*Task to complete:*
Every line holding the string "name" should be gathered.

## BEGIN Listing

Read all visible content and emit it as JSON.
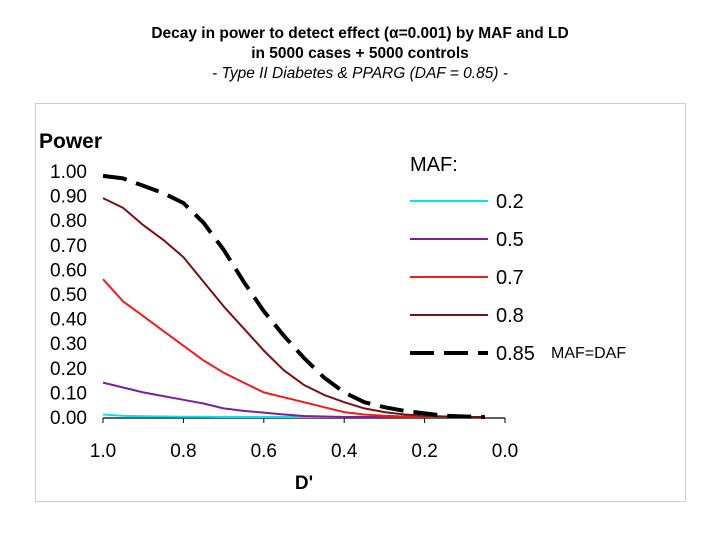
{
  "header": {
    "title_line1": "Decay in power to detect effect (α=0.001) by MAF and LD",
    "title_line2": "in 5000 cases + 5000 controls",
    "subtitle": "- Type II Diabetes & PPARG (DAF = 0.85) -"
  },
  "chart_data": {
    "type": "line",
    "ylabel": "Power",
    "xlabel": "D'",
    "xlim": [
      1.0,
      0.0
    ],
    "ylim": [
      0.0,
      1.0
    ],
    "x_ticks": [
      "1.0",
      "0.8",
      "0.6",
      "0.4",
      "0.2",
      "0.0"
    ],
    "y_ticks": [
      "0.00",
      "0.10",
      "0.20",
      "0.30",
      "0.40",
      "0.50",
      "0.60",
      "0.70",
      "0.80",
      "0.90",
      "1.00"
    ],
    "grid": false,
    "legend_title": "MAF:",
    "legend_position": "right",
    "annotation": "MAF=DAF",
    "x": [
      1.0,
      0.95,
      0.9,
      0.85,
      0.8,
      0.75,
      0.7,
      0.65,
      0.6,
      0.55,
      0.5,
      0.45,
      0.4,
      0.35,
      0.3,
      0.25,
      0.2,
      0.15,
      0.1,
      0.05
    ],
    "series": [
      {
        "name": "0.2",
        "color": "#00e5ee",
        "dash": false,
        "values": [
          0.01,
          0.005,
          0.003,
          0.002,
          0.001,
          0.001,
          0.0,
          0.0,
          0.0,
          0.0,
          0.0,
          0.0,
          0.0,
          0.0,
          0.0,
          0.0,
          0.0,
          0.0,
          0.0,
          0.0
        ]
      },
      {
        "name": "0.5",
        "color": "#7b1fa2",
        "dash": false,
        "values": [
          0.14,
          0.12,
          0.1,
          0.085,
          0.07,
          0.055,
          0.035,
          0.025,
          0.018,
          0.01,
          0.004,
          0.002,
          0.0,
          0.0,
          0.0,
          0.0,
          0.0,
          0.0,
          0.0,
          0.0
        ]
      },
      {
        "name": "0.7",
        "color": "#ee1c1c",
        "dash": false,
        "values": [
          0.56,
          0.47,
          0.41,
          0.35,
          0.29,
          0.23,
          0.18,
          0.14,
          0.1,
          0.08,
          0.06,
          0.04,
          0.02,
          0.01,
          0.005,
          0.002,
          0.0,
          0.0,
          0.0,
          0.0
        ]
      },
      {
        "name": "0.8",
        "color": "#7a0f0f",
        "dash": false,
        "values": [
          0.89,
          0.85,
          0.78,
          0.72,
          0.65,
          0.55,
          0.45,
          0.36,
          0.27,
          0.19,
          0.13,
          0.09,
          0.06,
          0.035,
          0.02,
          0.01,
          0.005,
          0.002,
          0.0,
          0.0
        ]
      },
      {
        "name": "0.85",
        "color": "#000000",
        "dash": true,
        "values": [
          0.98,
          0.97,
          0.94,
          0.91,
          0.87,
          0.79,
          0.68,
          0.55,
          0.43,
          0.33,
          0.24,
          0.16,
          0.1,
          0.06,
          0.04,
          0.025,
          0.015,
          0.005,
          0.002,
          0.0
        ]
      }
    ]
  }
}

## END Listing

*Exercise response:*
        "name": "0.2",
        "name": "0.5",
        "name": "0.7",
        "name": "0.8",
        "name": "0.85",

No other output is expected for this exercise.